### Exercise material
+===+

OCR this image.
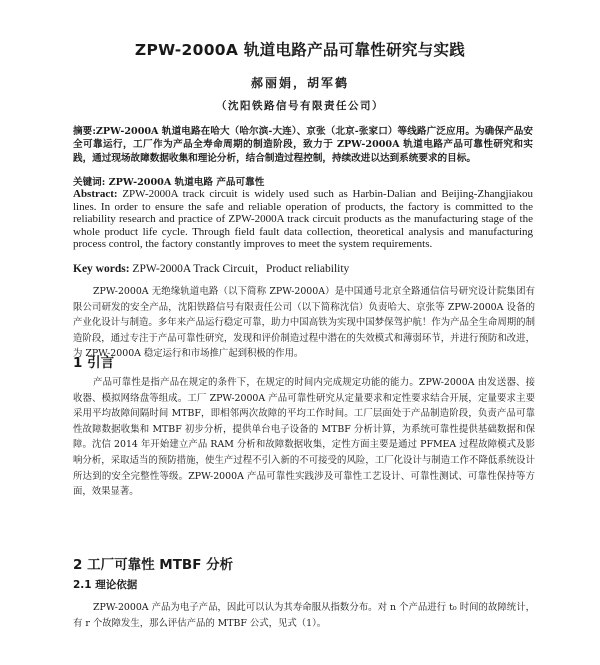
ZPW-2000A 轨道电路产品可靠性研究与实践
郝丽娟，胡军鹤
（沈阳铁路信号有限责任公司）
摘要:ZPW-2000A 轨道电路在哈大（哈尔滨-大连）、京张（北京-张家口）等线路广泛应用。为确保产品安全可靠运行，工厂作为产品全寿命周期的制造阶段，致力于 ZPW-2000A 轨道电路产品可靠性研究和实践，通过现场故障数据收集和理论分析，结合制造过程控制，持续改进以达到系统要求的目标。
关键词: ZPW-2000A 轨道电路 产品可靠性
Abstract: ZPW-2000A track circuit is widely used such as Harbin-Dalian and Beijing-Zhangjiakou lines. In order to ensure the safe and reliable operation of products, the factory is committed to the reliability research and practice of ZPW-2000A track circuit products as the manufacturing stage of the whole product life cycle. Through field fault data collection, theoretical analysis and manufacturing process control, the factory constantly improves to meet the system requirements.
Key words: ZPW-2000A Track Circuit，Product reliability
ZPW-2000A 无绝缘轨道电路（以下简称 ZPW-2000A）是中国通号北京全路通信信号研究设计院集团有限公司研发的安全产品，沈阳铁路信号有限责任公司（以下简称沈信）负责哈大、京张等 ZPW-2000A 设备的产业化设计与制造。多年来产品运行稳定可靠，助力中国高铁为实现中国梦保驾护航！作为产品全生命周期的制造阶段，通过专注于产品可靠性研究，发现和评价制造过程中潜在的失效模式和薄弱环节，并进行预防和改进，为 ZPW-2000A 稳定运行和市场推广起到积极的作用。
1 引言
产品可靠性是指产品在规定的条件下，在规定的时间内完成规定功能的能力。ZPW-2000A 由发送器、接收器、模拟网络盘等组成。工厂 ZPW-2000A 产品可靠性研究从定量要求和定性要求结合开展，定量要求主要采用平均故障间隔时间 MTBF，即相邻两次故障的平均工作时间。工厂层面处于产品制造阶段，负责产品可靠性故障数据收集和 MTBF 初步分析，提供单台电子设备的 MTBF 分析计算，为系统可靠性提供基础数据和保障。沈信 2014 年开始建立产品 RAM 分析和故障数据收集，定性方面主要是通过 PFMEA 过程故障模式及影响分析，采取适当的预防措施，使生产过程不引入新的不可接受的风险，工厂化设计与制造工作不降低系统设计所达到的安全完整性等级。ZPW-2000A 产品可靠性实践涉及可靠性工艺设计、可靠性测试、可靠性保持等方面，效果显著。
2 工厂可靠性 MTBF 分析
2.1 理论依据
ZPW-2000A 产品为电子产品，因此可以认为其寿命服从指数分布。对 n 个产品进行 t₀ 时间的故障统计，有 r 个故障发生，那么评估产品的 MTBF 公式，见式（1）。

+===+

### Exercise requirements
Output all of the data exactly as it stands, minus any images.

### Solution to the exercise
OCR this image.
ZPW-2000A 轨道电路产品可靠性研究与实践
郝丽娟，胡军鹤
（沈阳铁路信号有限责任公司）
摘要:ZPW-2000A 轨道电路在哈大（哈尔滨-大连）、京张（北京-张家口）等线路广泛应用。为确保产品安全可靠运行，工厂作为产品全寿命周期的制造阶段，致力于 ZPW-2000A 轨道电路产品可靠性研究和实践，通过现场故障数据收集和理论分析，结合制造过程控制，持续改进以达到系统要求的目标。
关键词: ZPW-2000A 轨道电路 产品可靠性
Abstract: ZPW-2000A track circuit is widely used such as Harbin-Dalian and Beijing-Zhangjiakou lines. In order to ensure the safe and reliable operation of products, the factory is committed to the reliability research and practice of ZPW-2000A track circuit products as the manufacturing stage of the whole product life cycle. Through field fault data collection, theoretical analysis and manufacturing process control, the factory constantly improves to meet the system requirements.
Key words: ZPW-2000A Track Circuit，Product reliability
ZPW-2000A 无绝缘轨道电路（以下简称 ZPW-2000A）是中国通号北京全路通信信号研究设计院集团有限公司研发的安全产品，沈阳铁路信号有限责任公司（以下简称沈信）负责哈大、京张等 ZPW-2000A 设备的产业化设计与制造。多年来产品运行稳定可靠，助力中国高铁为实现中国梦保驾护航！作为产品全生命周期的制造阶段，通过专注于产品可靠性研究，发现和评价制造过程中潜在的失效模式和薄弱环节，并进行预防和改进，为 ZPW-2000A 稳定运行和市场推广起到积极的作用。
1 引言
产品可靠性是指产品在规定的条件下，在规定的时间内完成规定功能的能力。ZPW-2000A 由发送器、接收器、模拟网络盘等组成。工厂 ZPW-2000A 产品可靠性研究从定量要求和定性要求结合开展，定量要求主要采用平均故障间隔时间 MTBF，即相邻两次故障的平均工作时间。工厂层面处于产品制造阶段，负责产品可靠性故障数据收集和 MTBF 初步分析，提供单台电子设备的 MTBF 分析计算，为系统可靠性提供基础数据和保障。沈信 2014 年开始建立产品 RAM 分析和故障数据收集，定性方面主要是通过 PFMEA 过程故障模式及影响分析，采取适当的预防措施，使生产过程不引入新的不可接受的风险，工厂化设计与制造工作不降低系统设计所达到的安全完整性等级。ZPW-2000A 产品可靠性实践涉及可靠性工艺设计、可靠性测试、可靠性保持等方面，效果显著。
2 工厂可靠性 MTBF 分析
2.1 理论依据
ZPW-2000A 产品为电子产品，因此可以认为其寿命服从指数分布。对 n 个产品进行 t₀ 时间的故障统计，有 r 个故障发生，那么评估产品的 MTBF 公式，见式（1）。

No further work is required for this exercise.